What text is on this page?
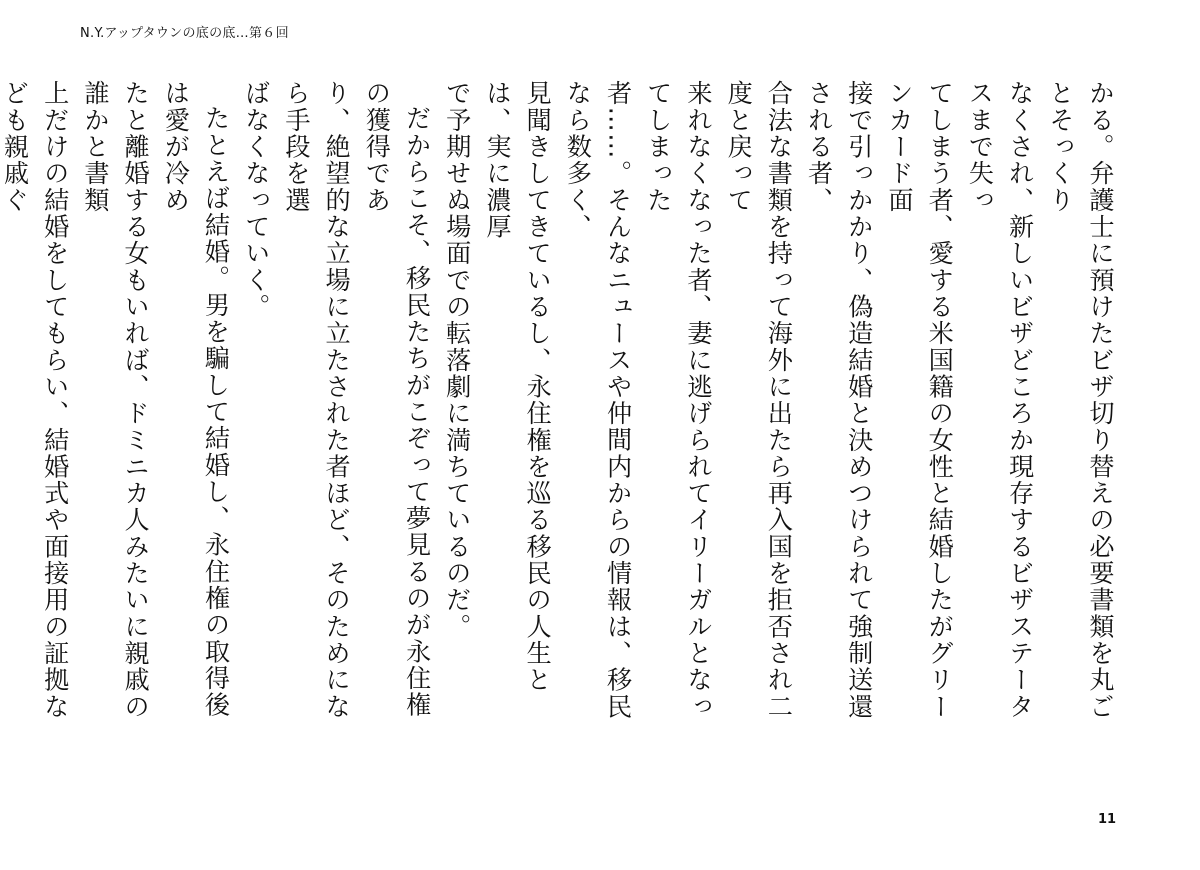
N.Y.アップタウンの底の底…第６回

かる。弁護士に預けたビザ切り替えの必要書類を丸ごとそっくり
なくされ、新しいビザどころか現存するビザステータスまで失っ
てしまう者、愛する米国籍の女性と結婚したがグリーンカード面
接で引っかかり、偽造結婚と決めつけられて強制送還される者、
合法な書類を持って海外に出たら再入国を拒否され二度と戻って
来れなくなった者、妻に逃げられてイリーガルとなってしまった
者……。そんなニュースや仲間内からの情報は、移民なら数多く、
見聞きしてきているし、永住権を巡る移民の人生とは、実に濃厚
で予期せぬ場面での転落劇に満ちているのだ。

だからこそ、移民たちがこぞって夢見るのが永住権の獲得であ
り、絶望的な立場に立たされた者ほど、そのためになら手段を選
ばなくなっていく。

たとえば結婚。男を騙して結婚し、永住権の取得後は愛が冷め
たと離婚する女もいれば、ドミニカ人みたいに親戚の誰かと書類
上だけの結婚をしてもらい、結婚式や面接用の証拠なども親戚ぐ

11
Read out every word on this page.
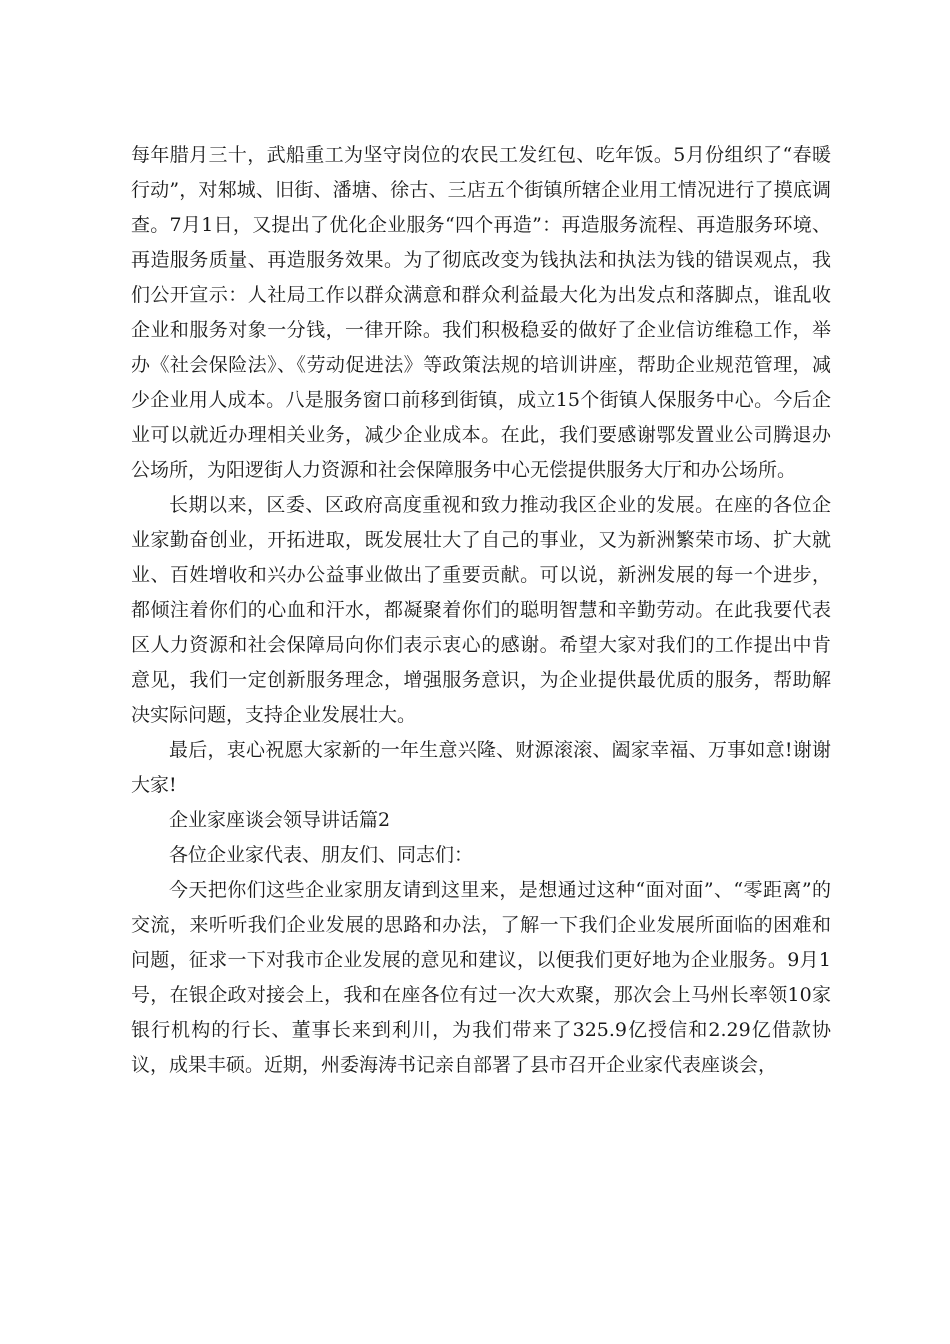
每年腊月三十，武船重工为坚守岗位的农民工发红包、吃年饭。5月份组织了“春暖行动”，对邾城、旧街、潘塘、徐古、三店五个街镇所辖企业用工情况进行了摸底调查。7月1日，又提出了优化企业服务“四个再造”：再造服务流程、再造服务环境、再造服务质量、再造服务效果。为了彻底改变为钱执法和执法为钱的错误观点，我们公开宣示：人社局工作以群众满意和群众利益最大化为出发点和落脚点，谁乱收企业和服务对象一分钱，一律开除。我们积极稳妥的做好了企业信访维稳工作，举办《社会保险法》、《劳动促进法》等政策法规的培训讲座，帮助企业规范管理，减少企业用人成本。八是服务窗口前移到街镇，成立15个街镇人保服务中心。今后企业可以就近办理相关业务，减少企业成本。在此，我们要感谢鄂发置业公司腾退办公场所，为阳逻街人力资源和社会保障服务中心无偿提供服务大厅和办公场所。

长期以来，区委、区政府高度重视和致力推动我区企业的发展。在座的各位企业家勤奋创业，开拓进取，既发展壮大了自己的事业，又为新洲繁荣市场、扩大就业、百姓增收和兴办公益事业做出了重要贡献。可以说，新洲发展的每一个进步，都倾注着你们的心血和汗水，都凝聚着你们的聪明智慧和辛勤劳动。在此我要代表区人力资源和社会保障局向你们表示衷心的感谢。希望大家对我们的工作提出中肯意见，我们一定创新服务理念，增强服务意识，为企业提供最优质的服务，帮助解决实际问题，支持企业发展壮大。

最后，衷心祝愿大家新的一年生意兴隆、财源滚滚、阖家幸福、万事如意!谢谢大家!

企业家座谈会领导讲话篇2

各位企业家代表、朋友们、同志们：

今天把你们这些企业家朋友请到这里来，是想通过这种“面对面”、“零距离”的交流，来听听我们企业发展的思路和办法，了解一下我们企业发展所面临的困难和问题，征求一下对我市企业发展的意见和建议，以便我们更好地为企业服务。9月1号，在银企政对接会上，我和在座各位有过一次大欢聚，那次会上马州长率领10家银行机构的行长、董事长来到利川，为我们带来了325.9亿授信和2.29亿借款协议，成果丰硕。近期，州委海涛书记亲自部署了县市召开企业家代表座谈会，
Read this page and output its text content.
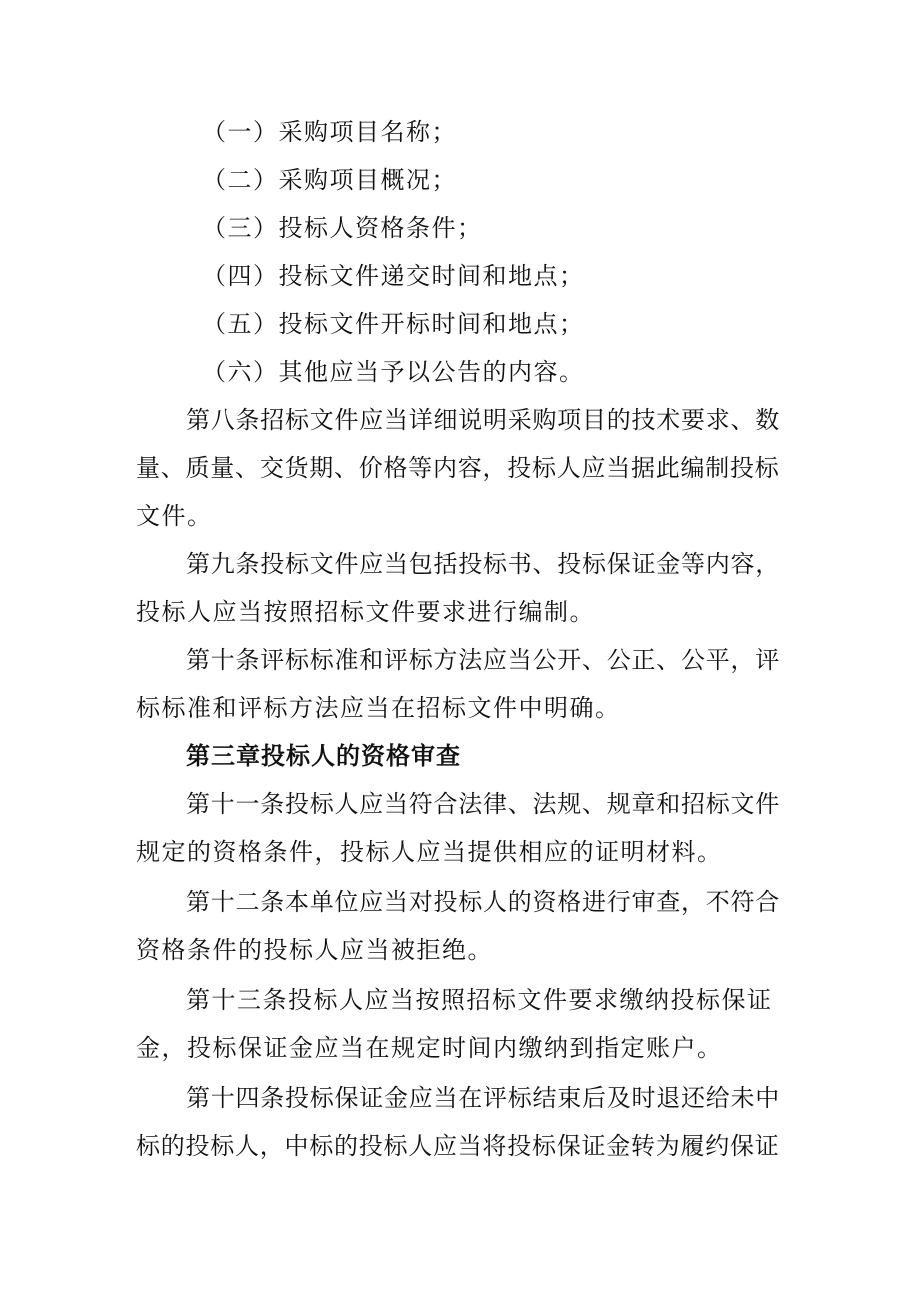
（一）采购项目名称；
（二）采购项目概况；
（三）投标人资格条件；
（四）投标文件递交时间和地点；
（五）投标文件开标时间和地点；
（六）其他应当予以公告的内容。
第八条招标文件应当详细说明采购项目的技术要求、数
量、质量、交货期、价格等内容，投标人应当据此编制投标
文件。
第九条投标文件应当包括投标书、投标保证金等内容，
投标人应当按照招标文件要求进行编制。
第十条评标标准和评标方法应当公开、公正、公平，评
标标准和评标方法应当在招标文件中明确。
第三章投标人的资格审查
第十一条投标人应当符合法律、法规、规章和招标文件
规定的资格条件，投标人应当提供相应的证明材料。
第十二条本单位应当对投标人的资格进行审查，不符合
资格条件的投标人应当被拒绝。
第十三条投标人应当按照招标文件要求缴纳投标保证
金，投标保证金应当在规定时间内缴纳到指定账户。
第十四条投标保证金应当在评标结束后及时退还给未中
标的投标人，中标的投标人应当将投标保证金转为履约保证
----------
» **Exercise brief**: Quote each line of the listing exactly, but leave the pictures out.

» **Result of this task**:
What text is on this page?
N.Y.アップタウンの底の底…第６回

かる。弁護士に預けたビザ切り替えの必要書類を丸ごとそっくり
なくされ、新しいビザどころか現存するビザステータスまで失っ
てしまう者、愛する米国籍の女性と結婚したがグリーンカード面
接で引っかかり、偽造結婚と決めつけられて強制送還される者、
合法な書類を持って海外に出たら再入国を拒否され二度と戻って
来れなくなった者、妻に逃げられてイリーガルとなってしまった
者……。そんなニュースや仲間内からの情報は、移民なら数多く、
見聞きしてきているし、永住権を巡る移民の人生とは、実に濃厚
で予期せぬ場面での転落劇に満ちているのだ。

だからこそ、移民たちがこぞって夢見るのが永住権の獲得であ
り、絶望的な立場に立たされた者ほど、そのためになら手段を選
ばなくなっていく。

たとえば結婚。男を騙して結婚し、永住権の取得後は愛が冷め
たと離婚する女もいれば、ドミニカ人みたいに親戚の誰かと書類
上だけの結婚をしてもらい、結婚式や面接用の証拠なども親戚ぐ

11
Read out every word on this page.
每年腊月三十，武船重工为坚守岗位的农民工发红包、吃年饭。5月份组织了“春暖行动”，对邾城、旧街、潘塘、徐古、三店五个街镇所辖企业用工情况进行了摸底调查。7月1日，又提出了优化企业服务“四个再造”：再造服务流程、再造服务环境、再造服务质量、再造服务效果。为了彻底改变为钱执法和执法为钱的错误观点，我们公开宣示：人社局工作以群众满意和群众利益最大化为出发点和落脚点，谁乱收企业和服务对象一分钱，一律开除。我们积极稳妥的做好了企业信访维稳工作，举办《社会保险法》、《劳动促进法》等政策法规的培训讲座，帮助企业规范管理，减少企业用人成本。八是服务窗口前移到街镇，成立15个街镇人保服务中心。今后企业可以就近办理相关业务，减少企业成本。在此，我们要感谢鄂发置业公司腾退办公场所，为阳逻街人力资源和社会保障服务中心无偿提供服务大厅和办公场所。

长期以来，区委、区政府高度重视和致力推动我区企业的发展。在座的各位企业家勤奋创业，开拓进取，既发展壮大了自己的事业，又为新洲繁荣市场、扩大就业、百姓增收和兴办公益事业做出了重要贡献。可以说，新洲发展的每一个进步，都倾注着你们的心血和汗水，都凝聚着你们的聪明智慧和辛勤劳动。在此我要代表区人力资源和社会保障局向你们表示衷心的感谢。希望大家对我们的工作提出中肯意见，我们一定创新服务理念，增强服务意识，为企业提供最优质的服务，帮助解决实际问题，支持企业发展壮大。

最后，衷心祝愿大家新的一年生意兴隆、财源滚滚、阖家幸福、万事如意!谢谢大家!

企业家座谈会领导讲话篇2

各位企业家代表、朋友们、同志们：

今天把你们这些企业家朋友请到这里来，是想通过这种“面对面”、“零距离”的交流，来听听我们企业发展的思路和办法，了解一下我们企业发展所面临的困难和问题，征求一下对我市企业发展的意见和建议，以便我们更好地为企业服务。9月1号，在银企政对接会上，我和在座各位有过一次大欢聚，那次会上马州长率领10家银行机构的行长、董事长来到利川，为我们带来了325.9亿授信和2.29亿借款协议，成果丰硕。近期，州委海涛书记亲自部署了县市召开企业家代表座谈会，
Read this page and output its text content.
（一）采购项目名称；
（二）采购项目概况；
（三）投标人资格条件；
（四）投标文件递交时间和地点；
（五）投标文件开标时间和地点；
（六）其他应当予以公告的内容。
第八条招标文件应当详细说明采购项目的技术要求、数
量、质量、交货期、价格等内容，投标人应当据此编制投标
文件。
第九条投标文件应当包括投标书、投标保证金等内容，
投标人应当按照招标文件要求进行编制。
第十条评标标准和评标方法应当公开、公正、公平，评
标标准和评标方法应当在招标文件中明确。
第三章投标人的资格审查
第十一条投标人应当符合法律、法规、规章和招标文件
规定的资格条件，投标人应当提供相应的证明材料。
第十二条本单位应当对投标人的资格进行审查，不符合
资格条件的投标人应当被拒绝。
第十三条投标人应当按照招标文件要求缴纳投标保证
金，投标保证金应当在规定时间内缴纳到指定账户。
第十四条投标保证金应当在评标结束后及时退还给未中
标的投标人，中标的投标人应当将投标保证金转为履约保证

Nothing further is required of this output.